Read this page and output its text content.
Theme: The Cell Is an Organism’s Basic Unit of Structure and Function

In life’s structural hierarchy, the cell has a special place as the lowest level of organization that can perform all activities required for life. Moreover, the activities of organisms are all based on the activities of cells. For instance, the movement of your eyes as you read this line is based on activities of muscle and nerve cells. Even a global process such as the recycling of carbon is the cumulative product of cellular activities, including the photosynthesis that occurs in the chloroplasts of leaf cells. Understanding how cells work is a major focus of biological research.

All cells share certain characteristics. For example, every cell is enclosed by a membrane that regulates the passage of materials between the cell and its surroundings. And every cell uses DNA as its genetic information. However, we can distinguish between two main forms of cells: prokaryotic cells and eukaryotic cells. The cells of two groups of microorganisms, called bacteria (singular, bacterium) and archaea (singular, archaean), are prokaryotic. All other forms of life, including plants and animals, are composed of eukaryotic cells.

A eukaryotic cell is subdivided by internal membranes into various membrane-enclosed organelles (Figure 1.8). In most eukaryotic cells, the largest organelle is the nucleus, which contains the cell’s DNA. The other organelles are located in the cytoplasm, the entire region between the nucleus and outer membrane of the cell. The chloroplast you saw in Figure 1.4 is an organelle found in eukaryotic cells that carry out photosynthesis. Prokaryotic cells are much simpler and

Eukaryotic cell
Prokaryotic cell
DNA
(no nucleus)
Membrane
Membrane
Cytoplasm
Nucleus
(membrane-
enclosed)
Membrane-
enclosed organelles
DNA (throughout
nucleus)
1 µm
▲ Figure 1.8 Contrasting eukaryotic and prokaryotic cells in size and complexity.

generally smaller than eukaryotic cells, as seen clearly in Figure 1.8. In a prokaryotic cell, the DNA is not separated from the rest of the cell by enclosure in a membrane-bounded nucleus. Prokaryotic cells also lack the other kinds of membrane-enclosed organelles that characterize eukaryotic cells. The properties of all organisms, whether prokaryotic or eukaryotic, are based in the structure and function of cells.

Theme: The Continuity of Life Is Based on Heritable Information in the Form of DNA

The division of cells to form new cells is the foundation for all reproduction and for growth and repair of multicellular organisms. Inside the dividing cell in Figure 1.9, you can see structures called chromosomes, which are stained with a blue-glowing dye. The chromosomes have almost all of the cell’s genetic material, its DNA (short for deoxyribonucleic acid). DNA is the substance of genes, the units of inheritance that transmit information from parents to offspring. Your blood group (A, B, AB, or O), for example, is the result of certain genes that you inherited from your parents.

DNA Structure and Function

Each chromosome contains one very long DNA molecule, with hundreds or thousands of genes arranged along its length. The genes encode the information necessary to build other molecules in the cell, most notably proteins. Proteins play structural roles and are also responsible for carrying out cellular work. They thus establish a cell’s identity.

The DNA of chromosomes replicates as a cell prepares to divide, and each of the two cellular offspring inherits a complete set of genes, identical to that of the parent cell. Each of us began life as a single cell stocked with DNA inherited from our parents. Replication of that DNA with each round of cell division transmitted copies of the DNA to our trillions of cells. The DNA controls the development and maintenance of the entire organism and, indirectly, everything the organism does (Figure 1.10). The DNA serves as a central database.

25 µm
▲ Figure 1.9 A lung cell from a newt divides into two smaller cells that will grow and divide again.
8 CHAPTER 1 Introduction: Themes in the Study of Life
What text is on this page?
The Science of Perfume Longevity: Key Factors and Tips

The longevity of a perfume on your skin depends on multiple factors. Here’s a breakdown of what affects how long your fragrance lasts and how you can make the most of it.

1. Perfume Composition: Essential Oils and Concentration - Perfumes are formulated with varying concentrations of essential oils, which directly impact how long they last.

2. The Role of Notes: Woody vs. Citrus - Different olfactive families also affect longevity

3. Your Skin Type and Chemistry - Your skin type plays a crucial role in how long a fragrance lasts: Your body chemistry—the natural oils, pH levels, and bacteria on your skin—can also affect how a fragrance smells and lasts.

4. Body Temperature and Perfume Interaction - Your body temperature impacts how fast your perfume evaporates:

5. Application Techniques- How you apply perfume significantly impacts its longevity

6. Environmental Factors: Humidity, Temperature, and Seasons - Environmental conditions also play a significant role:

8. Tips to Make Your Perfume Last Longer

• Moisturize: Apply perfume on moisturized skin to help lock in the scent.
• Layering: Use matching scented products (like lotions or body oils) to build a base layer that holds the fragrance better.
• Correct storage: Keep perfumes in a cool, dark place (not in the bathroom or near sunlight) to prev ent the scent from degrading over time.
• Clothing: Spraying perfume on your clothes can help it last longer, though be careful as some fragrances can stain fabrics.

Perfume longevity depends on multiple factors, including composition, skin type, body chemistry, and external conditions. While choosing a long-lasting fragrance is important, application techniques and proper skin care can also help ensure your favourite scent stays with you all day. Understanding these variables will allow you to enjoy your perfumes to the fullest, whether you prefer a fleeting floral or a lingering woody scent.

──────────

__What is required__
Only an exact retyping of the full data will do.

__Problem solution__
Read this page and output its text content.
Theme: The Cell Is an Organism’s Basic Unit of Structure and Function

In life’s structural hierarchy, the cell has a special place as the lowest level of organization that can perform all activities required for life. Moreover, the activities of organisms are all based on the activities of cells. For instance, the movement of your eyes as you read this line is based on activities of muscle and nerve cells. Even a global process such as the recycling of carbon is the cumulative product of cellular activities, including the photosynthesis that occurs in the chloroplasts of leaf cells. Understanding how cells work is a major focus of biological research.

All cells share certain characteristics. For example, every cell is enclosed by a membrane that regulates the passage of materials between the cell and its surroundings. And every cell uses DNA as its genetic information. However, we can distinguish between two main forms of cells: prokaryotic cells and eukaryotic cells. The cells of two groups of microorganisms, called bacteria (singular, bacterium) and archaea (singular, archaean), are prokaryotic. All other forms of life, including plants and animals, are composed of eukaryotic cells.

A eukaryotic cell is subdivided by internal membranes into various membrane-enclosed organelles (Figure 1.8). In most eukaryotic cells, the largest organelle is the nucleus, which contains the cell’s DNA. The other organelles are located in the cytoplasm, the entire region between the nucleus and outer membrane of the cell. The chloroplast you saw in Figure 1.4 is an organelle found in eukaryotic cells that carry out photosynthesis. Prokaryotic cells are much simpler and

Eukaryotic cell
Prokaryotic cell
DNA
(no nucleus)
Membrane
Membrane
Cytoplasm
Nucleus
(membrane-
enclosed)
Membrane-
enclosed organelles
DNA (throughout
nucleus)
1 µm
▲ Figure 1.8 Contrasting eukaryotic and prokaryotic cells in size and complexity.

generally smaller than eukaryotic cells, as seen clearly in Figure 1.8. In a prokaryotic cell, the DNA is not separated from the rest of the cell by enclosure in a membrane-bounded nucleus. Prokaryotic cells also lack the other kinds of membrane-enclosed organelles that characterize eukaryotic cells. The properties of all organisms, whether prokaryotic or eukaryotic, are based in the structure and function of cells.

Theme: The Continuity of Life Is Based on Heritable Information in the Form of DNA

The division of cells to form new cells is the foundation for all reproduction and for growth and repair of multicellular organisms. Inside the dividing cell in Figure 1.9, you can see structures called chromosomes, which are stained with a blue-glowing dye. The chromosomes have almost all of the cell’s genetic material, its DNA (short for deoxyribonucleic acid). DNA is the substance of genes, the units of inheritance that transmit information from parents to offspring. Your blood group (A, B, AB, or O), for example, is the result of certain genes that you inherited from your parents.

DNA Structure and Function

Each chromosome contains one very long DNA molecule, with hundreds or thousands of genes arranged along its length. The genes encode the information necessary to build other molecules in the cell, most notably proteins. Proteins play structural roles and are also responsible for carrying out cellular work. They thus establish a cell’s identity.

The DNA of chromosomes replicates as a cell prepares to divide, and each of the two cellular offspring inherits a complete set of genes, identical to that of the parent cell. Each of us began life as a single cell stocked with DNA inherited from our parents. Replication of that DNA with each round of cell division transmitted copies of the DNA to our trillions of cells. The DNA controls the development and maintenance of the entire organism and, indirectly, everything the organism does (Figure 1.10). The DNA serves as a central database.

25 µm
▲ Figure 1.9 A lung cell from a newt divides into two smaller cells that will grow and divide again.
8 CHAPTER 1 Introduction: Themes in the Study of Life
What text is on this page?
The Science of Perfume Longevity: Key Factors and Tips

The longevity of a perfume on your skin depends on multiple factors. Here’s a breakdown of what affects how long your fragrance lasts and how you can make the most of it.

1. Perfume Composition: Essential Oils and Concentration - Perfumes are formulated with varying concentrations of essential oils, which directly impact how long they last.

2. The Role of Notes: Woody vs. Citrus - Different olfactive families also affect longevity

3. Your Skin Type and Chemistry - Your skin type plays a crucial role in how long a fragrance lasts: Your body chemistry—the natural oils, pH levels, and bacteria on your skin—can also affect how a fragrance smells and lasts.

4. Body Temperature and Perfume Interaction - Your body temperature impacts how fast your perfume evaporates:

5. Application Techniques- How you apply perfume significantly impacts its longevity

6. Environmental Factors: Humidity, Temperature, and Seasons - Environmental conditions also play a significant role:

8. Tips to Make Your Perfume Last Longer

• Moisturize: Apply perfume on moisturized skin to help lock in the scent.
• Layering: Use matching scented products (like lotions or body oils) to build a base layer that holds the fragrance better.
• Correct storage: Keep perfumes in a cool, dark place (not in the bathroom or near sunlight) to prev ent the scent from degrading over time.
• Clothing: Spraying perfume on your clothes can help it last longer, though be careful as some fragrances can stain fabrics.

Perfume longevity depends on multiple factors, including composition, skin type, body chemistry, and external conditions. While choosing a long-lasting fragrance is important, application techniques and proper skin care can also help ensure your favourite scent stays with you all day. Understanding these variables will allow you to enjoy your perfumes to the fullest, whether you prefer a fleeting floral or a lingering woody scent.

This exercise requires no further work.